**PROMPT**
Go through the listing beneath this task and return every line that carries the string "dash".

(Dataset entries on figures)
--------------------

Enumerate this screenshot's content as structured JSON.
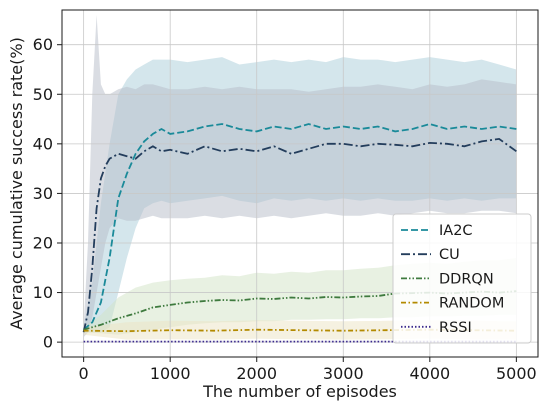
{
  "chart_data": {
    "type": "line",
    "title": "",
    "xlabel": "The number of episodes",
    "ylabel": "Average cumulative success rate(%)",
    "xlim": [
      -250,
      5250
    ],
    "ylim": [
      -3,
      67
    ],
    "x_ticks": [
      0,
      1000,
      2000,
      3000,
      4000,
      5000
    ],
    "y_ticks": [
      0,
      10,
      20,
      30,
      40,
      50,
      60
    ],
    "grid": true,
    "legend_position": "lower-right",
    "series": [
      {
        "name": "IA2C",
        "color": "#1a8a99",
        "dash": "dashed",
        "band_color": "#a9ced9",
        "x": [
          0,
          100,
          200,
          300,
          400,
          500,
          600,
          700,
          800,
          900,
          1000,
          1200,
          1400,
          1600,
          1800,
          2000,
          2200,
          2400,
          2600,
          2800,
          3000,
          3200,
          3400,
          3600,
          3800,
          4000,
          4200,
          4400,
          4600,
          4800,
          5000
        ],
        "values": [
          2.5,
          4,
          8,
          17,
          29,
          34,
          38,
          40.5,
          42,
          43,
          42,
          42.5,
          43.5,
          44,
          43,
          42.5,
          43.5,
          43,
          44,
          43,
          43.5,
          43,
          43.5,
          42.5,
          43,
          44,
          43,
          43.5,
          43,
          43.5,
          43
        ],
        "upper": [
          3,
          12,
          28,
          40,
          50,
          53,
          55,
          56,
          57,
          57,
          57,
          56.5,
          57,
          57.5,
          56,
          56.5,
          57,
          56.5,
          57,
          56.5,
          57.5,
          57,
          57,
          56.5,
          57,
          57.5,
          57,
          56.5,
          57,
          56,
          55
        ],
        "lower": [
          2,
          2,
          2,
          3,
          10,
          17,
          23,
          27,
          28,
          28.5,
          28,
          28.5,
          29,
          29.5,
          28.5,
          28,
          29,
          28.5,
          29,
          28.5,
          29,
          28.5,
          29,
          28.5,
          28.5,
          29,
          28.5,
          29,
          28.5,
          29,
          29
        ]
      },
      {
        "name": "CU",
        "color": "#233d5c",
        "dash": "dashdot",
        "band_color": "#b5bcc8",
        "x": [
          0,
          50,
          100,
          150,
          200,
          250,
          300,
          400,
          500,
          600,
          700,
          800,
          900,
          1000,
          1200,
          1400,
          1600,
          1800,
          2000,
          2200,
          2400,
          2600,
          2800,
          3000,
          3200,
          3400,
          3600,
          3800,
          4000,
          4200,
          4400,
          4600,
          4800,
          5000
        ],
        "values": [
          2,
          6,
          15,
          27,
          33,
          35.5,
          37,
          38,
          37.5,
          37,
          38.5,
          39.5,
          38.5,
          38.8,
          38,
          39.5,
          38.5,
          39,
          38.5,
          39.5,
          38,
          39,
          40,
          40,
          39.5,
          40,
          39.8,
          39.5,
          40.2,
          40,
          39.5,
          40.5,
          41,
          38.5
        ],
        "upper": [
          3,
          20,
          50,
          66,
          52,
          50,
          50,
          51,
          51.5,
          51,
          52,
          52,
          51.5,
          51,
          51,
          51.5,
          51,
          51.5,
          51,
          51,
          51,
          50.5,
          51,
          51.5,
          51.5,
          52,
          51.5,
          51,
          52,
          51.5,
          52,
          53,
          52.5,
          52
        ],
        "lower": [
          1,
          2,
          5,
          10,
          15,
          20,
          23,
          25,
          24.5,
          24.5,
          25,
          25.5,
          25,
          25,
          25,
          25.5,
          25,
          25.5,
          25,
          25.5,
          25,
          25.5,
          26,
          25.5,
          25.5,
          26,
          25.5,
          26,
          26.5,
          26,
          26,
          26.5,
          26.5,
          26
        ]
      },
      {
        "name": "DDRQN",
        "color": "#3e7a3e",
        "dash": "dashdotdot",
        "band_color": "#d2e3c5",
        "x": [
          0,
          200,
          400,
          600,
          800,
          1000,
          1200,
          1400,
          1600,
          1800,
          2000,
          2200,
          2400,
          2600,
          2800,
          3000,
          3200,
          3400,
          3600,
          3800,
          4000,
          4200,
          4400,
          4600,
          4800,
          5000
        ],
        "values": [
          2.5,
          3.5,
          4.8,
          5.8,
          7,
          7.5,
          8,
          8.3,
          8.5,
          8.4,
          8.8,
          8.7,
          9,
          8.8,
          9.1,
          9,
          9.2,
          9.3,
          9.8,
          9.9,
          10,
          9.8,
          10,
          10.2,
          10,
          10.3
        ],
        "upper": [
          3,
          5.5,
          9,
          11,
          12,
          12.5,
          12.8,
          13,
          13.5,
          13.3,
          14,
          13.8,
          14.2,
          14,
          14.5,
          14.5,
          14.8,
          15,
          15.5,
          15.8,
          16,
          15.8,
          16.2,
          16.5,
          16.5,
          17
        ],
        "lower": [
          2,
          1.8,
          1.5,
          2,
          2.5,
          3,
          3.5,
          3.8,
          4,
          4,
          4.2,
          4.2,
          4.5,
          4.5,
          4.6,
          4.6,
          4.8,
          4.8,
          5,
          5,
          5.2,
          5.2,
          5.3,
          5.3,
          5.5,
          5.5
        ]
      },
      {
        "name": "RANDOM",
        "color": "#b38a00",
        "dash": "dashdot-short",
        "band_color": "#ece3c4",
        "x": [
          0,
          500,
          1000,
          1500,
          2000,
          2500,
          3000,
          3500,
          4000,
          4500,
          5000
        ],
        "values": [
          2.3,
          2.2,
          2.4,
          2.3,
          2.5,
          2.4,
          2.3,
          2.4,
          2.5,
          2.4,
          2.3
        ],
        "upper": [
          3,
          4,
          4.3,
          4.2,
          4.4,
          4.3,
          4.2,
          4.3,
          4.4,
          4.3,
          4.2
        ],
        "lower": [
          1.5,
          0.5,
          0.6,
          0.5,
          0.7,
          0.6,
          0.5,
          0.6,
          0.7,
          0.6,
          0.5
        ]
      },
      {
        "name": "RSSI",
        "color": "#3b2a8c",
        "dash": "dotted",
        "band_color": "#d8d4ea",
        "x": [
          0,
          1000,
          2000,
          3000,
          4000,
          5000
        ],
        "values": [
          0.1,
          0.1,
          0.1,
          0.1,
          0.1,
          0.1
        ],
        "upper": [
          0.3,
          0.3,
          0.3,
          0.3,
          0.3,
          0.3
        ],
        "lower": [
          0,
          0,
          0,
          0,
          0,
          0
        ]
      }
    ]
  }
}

--------------------

**THE SOLUTION**
        "dash": "dashed",
        "dash": "dashdot",
        "dash": "dashdotdot",
        "dash": "dashdot-short",
        "dash": "dotted",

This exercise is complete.